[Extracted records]
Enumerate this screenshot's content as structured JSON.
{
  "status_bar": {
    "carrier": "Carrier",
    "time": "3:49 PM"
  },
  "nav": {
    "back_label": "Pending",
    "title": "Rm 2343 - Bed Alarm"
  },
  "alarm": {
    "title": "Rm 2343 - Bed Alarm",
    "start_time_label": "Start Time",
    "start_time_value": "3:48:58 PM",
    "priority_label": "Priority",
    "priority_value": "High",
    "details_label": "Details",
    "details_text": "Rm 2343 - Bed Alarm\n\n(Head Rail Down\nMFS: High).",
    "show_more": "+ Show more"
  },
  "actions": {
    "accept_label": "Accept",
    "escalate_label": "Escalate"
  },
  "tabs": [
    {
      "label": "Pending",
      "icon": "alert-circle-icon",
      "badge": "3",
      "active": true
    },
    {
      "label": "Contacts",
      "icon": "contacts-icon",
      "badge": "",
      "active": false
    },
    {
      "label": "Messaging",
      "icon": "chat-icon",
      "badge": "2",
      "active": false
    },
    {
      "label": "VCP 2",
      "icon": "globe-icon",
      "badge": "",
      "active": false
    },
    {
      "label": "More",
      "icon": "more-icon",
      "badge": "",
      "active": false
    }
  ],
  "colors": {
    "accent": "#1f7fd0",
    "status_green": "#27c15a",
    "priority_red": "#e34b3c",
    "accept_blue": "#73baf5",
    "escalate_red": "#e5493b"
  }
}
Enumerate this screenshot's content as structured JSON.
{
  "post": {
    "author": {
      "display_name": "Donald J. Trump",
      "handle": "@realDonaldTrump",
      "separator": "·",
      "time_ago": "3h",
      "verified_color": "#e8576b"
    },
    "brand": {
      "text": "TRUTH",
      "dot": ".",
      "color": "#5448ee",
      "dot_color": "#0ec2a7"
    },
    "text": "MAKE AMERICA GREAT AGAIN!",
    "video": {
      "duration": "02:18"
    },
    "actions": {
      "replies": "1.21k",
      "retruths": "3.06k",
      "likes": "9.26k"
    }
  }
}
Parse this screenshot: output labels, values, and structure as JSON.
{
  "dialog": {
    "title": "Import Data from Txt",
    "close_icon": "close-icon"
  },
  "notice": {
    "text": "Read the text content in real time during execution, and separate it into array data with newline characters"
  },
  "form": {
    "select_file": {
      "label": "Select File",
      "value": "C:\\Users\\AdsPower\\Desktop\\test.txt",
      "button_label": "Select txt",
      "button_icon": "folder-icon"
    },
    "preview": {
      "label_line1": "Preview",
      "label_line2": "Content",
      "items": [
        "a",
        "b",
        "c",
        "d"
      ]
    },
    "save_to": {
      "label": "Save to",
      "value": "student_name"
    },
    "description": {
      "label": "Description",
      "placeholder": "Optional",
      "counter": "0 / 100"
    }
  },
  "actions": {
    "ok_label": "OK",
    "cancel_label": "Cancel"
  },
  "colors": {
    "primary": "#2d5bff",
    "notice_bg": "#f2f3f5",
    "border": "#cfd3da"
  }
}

What you are asked to do: Scan the material above. Copy each line where "High" occurs.

Solution to this task:
    "priority_value": "High",
    "details_text": "Rm 2343 - Bed Alarm\n\n(Head Rail Down\nMFS: High).",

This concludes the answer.